What the task requires - Reproduce the complete listing without any deviation.

Records for processing -
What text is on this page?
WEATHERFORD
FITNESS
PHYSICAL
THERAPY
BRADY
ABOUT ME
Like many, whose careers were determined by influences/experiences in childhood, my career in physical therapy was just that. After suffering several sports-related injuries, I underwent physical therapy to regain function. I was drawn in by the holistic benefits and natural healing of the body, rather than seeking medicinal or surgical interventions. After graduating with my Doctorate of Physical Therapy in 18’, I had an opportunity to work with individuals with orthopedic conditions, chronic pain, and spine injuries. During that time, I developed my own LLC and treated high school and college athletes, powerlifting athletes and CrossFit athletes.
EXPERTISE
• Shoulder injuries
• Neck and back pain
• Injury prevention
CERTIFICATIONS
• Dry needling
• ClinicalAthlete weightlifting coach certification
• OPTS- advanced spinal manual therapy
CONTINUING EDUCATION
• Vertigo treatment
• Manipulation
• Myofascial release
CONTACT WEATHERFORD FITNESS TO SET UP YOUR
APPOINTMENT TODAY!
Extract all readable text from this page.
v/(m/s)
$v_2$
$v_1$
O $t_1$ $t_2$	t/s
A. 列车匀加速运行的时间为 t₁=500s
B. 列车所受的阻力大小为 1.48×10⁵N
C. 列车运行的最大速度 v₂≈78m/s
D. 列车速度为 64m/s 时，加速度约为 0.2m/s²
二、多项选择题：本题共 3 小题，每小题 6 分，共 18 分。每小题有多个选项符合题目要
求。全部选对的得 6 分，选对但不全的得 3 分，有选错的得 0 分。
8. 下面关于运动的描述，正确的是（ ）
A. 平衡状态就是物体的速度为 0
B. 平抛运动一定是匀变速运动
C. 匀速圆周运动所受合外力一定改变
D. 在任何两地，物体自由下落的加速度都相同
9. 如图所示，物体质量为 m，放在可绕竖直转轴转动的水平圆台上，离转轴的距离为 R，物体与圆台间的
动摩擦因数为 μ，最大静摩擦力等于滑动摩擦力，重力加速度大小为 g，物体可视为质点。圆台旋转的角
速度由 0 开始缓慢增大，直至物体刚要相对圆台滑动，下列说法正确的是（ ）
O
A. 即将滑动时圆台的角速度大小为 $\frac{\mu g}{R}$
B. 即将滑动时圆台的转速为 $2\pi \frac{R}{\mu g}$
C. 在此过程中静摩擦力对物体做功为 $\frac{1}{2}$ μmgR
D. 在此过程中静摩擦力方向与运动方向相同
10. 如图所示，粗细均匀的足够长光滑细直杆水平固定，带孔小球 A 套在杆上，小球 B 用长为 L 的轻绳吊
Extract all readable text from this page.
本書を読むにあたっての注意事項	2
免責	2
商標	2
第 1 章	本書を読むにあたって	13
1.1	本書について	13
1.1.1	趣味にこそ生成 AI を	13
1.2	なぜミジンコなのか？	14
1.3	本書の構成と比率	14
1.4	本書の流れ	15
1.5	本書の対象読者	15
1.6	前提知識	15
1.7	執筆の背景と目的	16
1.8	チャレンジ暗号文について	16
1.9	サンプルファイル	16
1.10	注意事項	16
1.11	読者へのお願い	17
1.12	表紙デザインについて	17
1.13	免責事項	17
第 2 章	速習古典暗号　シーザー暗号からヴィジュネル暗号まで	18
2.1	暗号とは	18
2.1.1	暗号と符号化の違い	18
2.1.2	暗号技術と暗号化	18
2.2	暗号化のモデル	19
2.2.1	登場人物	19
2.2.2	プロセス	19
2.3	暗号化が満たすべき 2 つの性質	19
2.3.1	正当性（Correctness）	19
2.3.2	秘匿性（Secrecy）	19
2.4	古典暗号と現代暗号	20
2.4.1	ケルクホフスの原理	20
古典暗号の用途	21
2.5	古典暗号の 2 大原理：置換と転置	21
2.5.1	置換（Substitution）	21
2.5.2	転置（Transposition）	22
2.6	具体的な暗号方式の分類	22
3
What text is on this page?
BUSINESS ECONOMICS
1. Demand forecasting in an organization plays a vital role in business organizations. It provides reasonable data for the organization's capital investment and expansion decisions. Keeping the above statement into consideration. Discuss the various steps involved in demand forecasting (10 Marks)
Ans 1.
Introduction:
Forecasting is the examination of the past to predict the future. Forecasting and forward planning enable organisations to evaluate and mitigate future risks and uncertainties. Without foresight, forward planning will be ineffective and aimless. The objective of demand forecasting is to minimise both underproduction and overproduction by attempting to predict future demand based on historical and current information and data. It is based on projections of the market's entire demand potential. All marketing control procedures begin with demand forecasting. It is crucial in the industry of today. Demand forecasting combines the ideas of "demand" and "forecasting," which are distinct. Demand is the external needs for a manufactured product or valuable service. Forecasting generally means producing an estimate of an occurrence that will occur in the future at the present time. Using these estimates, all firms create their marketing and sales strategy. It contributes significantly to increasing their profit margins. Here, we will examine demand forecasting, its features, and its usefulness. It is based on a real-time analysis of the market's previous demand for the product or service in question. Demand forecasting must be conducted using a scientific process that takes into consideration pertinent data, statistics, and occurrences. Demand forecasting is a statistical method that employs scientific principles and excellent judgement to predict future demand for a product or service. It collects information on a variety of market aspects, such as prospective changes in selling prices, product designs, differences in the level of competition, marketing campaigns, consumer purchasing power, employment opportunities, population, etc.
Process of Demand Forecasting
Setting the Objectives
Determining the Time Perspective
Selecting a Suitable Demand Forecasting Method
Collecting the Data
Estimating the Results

Response to this task -
What text is on this page?
WEATHERFORD
FITNESS
PHYSICAL
THERAPY
BRADY
ABOUT ME
Like many, whose careers were determined by influences/experiences in childhood, my career in physical therapy was just that. After suffering several sports-related injuries, I underwent physical therapy to regain function. I was drawn in by the holistic benefits and natural healing of the body, rather than seeking medicinal or surgical interventions. After graduating with my Doctorate of Physical Therapy in 18’, I had an opportunity to work with individuals with orthopedic conditions, chronic pain, and spine injuries. During that time, I developed my own LLC and treated high school and college athletes, powerlifting athletes and CrossFit athletes.
EXPERTISE
• Shoulder injuries
• Neck and back pain
• Injury prevention
CERTIFICATIONS
• Dry needling
• ClinicalAthlete weightlifting coach certification
• OPTS- advanced spinal manual therapy
CONTINUING EDUCATION
• Vertigo treatment
• Manipulation
• Myofascial release
CONTACT WEATHERFORD FITNESS TO SET UP YOUR
APPOINTMENT TODAY!
Extract all readable text from this page.
v/(m/s)
$v_2$
$v_1$
O $t_1$ $t_2$	t/s
A. 列车匀加速运行的时间为 t₁=500s
B. 列车所受的阻力大小为 1.48×10⁵N
C. 列车运行的最大速度 v₂≈78m/s
D. 列车速度为 64m/s 时，加速度约为 0.2m/s²
二、多项选择题：本题共 3 小题，每小题 6 分，共 18 分。每小题有多个选项符合题目要
求。全部选对的得 6 分，选对但不全的得 3 分，有选错的得 0 分。
8. 下面关于运动的描述，正确的是（ ）
A. 平衡状态就是物体的速度为 0
B. 平抛运动一定是匀变速运动
C. 匀速圆周运动所受合外力一定改变
D. 在任何两地，物体自由下落的加速度都相同
9. 如图所示，物体质量为 m，放在可绕竖直转轴转动的水平圆台上，离转轴的距离为 R，物体与圆台间的
动摩擦因数为 μ，最大静摩擦力等于滑动摩擦力，重力加速度大小为 g，物体可视为质点。圆台旋转的角
速度由 0 开始缓慢增大，直至物体刚要相对圆台滑动，下列说法正确的是（ ）
O
A. 即将滑动时圆台的角速度大小为 $\frac{\mu g}{R}$
B. 即将滑动时圆台的转速为 $2\pi \frac{R}{\mu g}$
C. 在此过程中静摩擦力对物体做功为 $\frac{1}{2}$ μmgR
D. 在此过程中静摩擦力方向与运动方向相同
10. 如图所示，粗细均匀的足够长光滑细直杆水平固定，带孔小球 A 套在杆上，小球 B 用长为 L 的轻绳吊
Extract all readable text from this page.
本書を読むにあたっての注意事項	2
免責	2
商標	2
第 1 章	本書を読むにあたって	13
1.1	本書について	13
1.1.1	趣味にこそ生成 AI を	13
1.2	なぜミジンコなのか？	14
1.3	本書の構成と比率	14
1.4	本書の流れ	15
1.5	本書の対象読者	15
1.6	前提知識	15
1.7	執筆の背景と目的	16
1.8	チャレンジ暗号文について	16
1.9	サンプルファイル	16
1.10	注意事項	16
1.11	読者へのお願い	17
1.12	表紙デザインについて	17
1.13	免責事項	17
第 2 章	速習古典暗号　シーザー暗号からヴィジュネル暗号まで	18
2.1	暗号とは	18
2.1.1	暗号と符号化の違い	18
2.1.2	暗号技術と暗号化	18
2.2	暗号化のモデル	19
2.2.1	登場人物	19
2.2.2	プロセス	19
2.3	暗号化が満たすべき 2 つの性質	19
2.3.1	正当性（Correctness）	19
2.3.2	秘匿性（Secrecy）	19
2.4	古典暗号と現代暗号	20
2.4.1	ケルクホフスの原理	20
古典暗号の用途	21
2.5	古典暗号の 2 大原理：置換と転置	21
2.5.1	置換（Substitution）	21
2.5.2	転置（Transposition）	22
2.6	具体的な暗号方式の分類	22
3
What text is on this page?
BUSINESS ECONOMICS
1. Demand forecasting in an organization plays a vital role in business organizations. It provides reasonable data for the organization's capital investment and expansion decisions. Keeping the above statement into consideration. Discuss the various steps involved in demand forecasting (10 Marks)
Ans 1.
Introduction:
Forecasting is the examination of the past to predict the future. Forecasting and forward planning enable organisations to evaluate and mitigate future risks and uncertainties. Without foresight, forward planning will be ineffective and aimless. The objective of demand forecasting is to minimise both underproduction and overproduction by attempting to predict future demand based on historical and current information and data. It is based on projections of the market's entire demand potential. All marketing control procedures begin with demand forecasting. It is crucial in the industry of today. Demand forecasting combines the ideas of "demand" and "forecasting," which are distinct. Demand is the external needs for a manufactured product or valuable service. Forecasting generally means producing an estimate of an occurrence that will occur in the future at the present time. Using these estimates, all firms create their marketing and sales strategy. It contributes significantly to increasing their profit margins. Here, we will examine demand forecasting, its features, and its usefulness. It is based on a real-time analysis of the market's previous demand for the product or service in question. Demand forecasting must be conducted using a scientific process that takes into consideration pertinent data, statistics, and occurrences. Demand forecasting is a statistical method that employs scientific principles and excellent judgement to predict future demand for a product or service. It collects information on a variety of market aspects, such as prospective changes in selling prices, product designs, differences in the level of competition, marketing campaigns, consumer purchasing power, employment opportunities, population, etc.
Process of Demand Forecasting
Setting the Objectives
Determining the Time Perspective
Selecting a Suitable Demand Forecasting Method
Collecting the Data
Estimating the Results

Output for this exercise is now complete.